▸ **TASK BRIEF**:
How many of the lines below contain "foul"? Answer with that number alone.

***

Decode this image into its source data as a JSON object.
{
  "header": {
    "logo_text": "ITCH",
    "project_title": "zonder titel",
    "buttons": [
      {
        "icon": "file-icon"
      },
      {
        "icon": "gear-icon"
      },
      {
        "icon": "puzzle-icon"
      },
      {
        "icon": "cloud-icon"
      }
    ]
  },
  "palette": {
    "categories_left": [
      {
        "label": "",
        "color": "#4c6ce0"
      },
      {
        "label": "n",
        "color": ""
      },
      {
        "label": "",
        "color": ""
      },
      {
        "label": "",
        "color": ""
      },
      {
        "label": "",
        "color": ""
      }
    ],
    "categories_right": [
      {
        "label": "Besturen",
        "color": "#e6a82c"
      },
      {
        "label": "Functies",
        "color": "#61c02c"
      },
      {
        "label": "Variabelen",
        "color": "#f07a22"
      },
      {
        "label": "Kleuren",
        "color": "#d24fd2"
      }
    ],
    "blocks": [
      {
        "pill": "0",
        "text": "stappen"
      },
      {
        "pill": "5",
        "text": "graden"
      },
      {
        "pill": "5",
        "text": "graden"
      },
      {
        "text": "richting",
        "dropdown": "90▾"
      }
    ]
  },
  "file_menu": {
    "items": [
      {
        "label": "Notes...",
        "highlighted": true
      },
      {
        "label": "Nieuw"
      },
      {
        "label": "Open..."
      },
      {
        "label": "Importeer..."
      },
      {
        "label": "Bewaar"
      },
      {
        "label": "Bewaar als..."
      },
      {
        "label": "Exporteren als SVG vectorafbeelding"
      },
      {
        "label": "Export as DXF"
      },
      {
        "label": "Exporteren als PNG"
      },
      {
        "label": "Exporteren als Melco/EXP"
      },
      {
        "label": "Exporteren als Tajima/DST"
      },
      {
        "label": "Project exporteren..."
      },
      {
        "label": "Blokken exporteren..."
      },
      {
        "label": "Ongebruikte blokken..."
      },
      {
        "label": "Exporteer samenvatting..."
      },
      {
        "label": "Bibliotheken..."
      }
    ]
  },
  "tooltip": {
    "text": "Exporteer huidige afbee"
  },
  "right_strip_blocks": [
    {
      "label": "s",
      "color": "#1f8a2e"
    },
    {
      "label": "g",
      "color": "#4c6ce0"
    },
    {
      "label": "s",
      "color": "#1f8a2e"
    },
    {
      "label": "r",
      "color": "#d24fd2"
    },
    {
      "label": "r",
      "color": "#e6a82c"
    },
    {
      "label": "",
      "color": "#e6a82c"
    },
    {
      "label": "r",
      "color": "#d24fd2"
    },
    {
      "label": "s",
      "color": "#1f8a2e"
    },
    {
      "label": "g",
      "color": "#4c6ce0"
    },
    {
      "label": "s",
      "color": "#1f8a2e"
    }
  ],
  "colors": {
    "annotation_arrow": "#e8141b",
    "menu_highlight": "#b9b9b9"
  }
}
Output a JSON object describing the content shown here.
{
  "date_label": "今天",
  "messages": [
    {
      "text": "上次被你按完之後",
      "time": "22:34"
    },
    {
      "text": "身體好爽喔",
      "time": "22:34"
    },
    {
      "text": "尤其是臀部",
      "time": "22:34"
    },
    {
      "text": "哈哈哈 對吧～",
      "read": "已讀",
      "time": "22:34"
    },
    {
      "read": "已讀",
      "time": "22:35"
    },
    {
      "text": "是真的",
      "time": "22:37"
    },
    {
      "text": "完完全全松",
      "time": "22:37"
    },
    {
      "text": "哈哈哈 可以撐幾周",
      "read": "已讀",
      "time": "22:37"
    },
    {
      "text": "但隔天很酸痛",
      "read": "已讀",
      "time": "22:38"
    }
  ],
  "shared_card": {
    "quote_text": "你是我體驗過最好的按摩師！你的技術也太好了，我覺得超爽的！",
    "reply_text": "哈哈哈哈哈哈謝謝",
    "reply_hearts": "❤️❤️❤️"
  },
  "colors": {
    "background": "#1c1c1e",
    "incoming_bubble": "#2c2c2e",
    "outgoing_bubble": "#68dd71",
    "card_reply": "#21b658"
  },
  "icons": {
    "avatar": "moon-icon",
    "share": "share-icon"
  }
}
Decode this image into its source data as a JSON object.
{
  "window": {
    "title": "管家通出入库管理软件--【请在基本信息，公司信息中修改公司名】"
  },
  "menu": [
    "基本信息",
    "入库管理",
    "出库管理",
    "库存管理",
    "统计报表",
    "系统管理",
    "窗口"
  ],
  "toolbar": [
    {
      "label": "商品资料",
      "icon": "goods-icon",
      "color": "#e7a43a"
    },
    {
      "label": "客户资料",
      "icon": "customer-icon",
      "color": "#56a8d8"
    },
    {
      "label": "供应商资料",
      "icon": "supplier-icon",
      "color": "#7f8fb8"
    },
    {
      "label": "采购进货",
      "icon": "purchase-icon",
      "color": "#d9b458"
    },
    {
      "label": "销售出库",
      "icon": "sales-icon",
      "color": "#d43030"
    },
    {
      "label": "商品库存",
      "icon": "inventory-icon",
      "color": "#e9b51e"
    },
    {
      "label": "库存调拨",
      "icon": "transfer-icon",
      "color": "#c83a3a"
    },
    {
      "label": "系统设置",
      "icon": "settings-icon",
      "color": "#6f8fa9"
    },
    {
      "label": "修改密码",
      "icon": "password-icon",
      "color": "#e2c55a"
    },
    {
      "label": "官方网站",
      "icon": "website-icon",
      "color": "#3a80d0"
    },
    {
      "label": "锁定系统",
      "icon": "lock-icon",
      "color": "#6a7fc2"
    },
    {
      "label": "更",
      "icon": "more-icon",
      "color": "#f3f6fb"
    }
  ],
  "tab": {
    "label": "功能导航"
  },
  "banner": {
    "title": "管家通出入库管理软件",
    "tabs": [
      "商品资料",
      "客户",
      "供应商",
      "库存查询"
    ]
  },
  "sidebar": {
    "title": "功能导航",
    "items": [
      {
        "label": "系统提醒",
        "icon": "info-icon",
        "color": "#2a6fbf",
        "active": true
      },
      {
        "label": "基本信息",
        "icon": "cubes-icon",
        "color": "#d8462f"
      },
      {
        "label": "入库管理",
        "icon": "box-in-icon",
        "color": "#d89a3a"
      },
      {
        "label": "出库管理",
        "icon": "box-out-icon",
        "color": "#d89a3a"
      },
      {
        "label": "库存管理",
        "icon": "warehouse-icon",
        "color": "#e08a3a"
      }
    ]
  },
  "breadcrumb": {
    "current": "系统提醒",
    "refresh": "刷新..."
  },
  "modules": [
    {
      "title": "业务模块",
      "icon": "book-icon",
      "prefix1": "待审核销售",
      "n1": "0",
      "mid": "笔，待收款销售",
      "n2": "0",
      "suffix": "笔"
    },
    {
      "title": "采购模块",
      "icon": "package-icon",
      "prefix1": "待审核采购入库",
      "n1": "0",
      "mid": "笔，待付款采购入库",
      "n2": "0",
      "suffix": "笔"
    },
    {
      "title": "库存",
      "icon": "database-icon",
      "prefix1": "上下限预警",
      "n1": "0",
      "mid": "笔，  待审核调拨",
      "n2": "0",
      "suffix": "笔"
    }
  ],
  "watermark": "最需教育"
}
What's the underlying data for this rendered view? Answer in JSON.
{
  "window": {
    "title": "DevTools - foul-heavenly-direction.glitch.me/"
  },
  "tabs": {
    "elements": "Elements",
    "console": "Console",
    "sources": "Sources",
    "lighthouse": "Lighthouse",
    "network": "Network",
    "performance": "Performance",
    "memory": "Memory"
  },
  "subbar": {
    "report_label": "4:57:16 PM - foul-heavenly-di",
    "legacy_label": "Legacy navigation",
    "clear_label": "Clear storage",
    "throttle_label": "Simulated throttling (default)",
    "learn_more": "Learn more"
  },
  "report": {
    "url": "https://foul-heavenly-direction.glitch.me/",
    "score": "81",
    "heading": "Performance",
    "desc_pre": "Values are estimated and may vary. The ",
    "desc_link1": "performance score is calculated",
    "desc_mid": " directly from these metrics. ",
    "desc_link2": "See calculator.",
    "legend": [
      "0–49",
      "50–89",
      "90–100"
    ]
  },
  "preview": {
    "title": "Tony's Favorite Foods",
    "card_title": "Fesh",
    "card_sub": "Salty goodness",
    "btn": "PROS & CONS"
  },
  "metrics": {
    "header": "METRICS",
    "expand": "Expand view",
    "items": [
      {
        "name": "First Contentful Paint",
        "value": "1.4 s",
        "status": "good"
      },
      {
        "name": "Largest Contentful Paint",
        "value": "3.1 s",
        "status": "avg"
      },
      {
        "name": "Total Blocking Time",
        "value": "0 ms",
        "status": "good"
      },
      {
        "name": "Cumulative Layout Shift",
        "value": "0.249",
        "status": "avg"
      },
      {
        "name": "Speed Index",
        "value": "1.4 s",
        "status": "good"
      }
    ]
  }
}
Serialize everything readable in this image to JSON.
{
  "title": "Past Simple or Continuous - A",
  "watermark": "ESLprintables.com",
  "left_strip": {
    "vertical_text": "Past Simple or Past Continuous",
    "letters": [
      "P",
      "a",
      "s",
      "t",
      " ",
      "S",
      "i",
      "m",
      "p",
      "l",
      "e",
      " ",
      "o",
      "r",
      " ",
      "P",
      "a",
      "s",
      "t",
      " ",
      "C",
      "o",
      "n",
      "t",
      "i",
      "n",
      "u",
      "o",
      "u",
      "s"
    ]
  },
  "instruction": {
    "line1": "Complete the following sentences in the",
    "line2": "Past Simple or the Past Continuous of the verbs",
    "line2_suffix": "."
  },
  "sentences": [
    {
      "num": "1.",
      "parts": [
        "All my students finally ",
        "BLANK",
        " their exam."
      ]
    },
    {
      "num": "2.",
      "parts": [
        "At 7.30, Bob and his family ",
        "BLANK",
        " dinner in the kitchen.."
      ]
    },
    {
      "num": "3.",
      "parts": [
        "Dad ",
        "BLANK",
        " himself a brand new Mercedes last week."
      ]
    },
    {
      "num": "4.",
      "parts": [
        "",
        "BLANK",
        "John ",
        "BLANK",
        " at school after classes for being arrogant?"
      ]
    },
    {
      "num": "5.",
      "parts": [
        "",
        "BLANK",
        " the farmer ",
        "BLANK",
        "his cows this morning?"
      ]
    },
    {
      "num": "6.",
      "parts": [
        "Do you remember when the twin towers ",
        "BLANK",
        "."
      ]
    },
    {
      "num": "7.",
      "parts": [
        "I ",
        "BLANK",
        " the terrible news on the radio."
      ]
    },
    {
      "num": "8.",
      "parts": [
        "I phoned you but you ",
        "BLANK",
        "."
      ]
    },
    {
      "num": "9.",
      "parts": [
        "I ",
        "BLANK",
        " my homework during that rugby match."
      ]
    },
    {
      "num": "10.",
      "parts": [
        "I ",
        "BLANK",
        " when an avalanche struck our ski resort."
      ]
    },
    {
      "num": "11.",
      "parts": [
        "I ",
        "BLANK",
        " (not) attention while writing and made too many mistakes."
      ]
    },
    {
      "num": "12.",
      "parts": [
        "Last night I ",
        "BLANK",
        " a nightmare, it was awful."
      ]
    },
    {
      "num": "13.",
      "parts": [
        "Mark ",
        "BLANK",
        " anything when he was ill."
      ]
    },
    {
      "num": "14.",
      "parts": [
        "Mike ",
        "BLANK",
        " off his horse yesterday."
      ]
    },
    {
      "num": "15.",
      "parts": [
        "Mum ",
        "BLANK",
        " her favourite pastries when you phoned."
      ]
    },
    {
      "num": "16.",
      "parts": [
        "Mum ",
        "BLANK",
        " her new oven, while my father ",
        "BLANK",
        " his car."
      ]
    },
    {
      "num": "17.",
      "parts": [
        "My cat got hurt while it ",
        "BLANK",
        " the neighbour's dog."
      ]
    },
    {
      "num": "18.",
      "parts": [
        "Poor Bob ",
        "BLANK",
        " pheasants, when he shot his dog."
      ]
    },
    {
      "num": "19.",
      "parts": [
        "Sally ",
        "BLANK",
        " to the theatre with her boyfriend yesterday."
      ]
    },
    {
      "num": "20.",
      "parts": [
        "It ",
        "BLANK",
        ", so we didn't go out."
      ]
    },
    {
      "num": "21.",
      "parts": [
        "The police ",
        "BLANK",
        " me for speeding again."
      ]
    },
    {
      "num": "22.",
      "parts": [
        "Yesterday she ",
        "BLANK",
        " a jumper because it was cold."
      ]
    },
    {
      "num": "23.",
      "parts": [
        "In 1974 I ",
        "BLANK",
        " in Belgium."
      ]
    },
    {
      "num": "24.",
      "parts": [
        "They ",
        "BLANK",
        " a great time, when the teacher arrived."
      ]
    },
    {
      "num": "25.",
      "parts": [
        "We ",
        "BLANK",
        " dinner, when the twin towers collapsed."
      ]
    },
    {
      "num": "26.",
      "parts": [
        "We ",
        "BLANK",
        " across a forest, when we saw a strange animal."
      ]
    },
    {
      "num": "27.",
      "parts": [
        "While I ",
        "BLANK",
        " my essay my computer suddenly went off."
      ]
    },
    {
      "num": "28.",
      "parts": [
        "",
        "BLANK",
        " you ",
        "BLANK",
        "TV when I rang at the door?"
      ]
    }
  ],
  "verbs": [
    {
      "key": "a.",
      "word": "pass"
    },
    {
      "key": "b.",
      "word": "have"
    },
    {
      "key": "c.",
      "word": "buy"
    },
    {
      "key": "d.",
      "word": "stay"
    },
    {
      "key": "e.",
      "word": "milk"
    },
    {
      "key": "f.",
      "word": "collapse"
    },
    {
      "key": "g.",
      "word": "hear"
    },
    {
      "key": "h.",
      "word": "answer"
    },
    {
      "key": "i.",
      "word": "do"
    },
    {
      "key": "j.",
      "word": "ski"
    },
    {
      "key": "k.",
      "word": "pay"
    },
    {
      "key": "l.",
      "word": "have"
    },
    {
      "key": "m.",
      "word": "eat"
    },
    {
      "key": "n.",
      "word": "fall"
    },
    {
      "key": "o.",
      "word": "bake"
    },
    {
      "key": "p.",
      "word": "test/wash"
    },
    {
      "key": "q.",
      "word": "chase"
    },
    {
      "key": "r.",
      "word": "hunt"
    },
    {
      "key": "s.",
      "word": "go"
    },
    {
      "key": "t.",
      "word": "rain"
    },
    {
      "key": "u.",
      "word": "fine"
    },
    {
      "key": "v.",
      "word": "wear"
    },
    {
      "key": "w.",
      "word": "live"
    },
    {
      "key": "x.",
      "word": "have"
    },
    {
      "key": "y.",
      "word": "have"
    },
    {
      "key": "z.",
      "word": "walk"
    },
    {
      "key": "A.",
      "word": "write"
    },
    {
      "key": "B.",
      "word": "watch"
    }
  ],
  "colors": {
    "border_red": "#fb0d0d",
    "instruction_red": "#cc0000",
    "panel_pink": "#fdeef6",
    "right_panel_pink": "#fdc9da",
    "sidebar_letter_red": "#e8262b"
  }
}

***

▸ **FINAL RESULT**:
3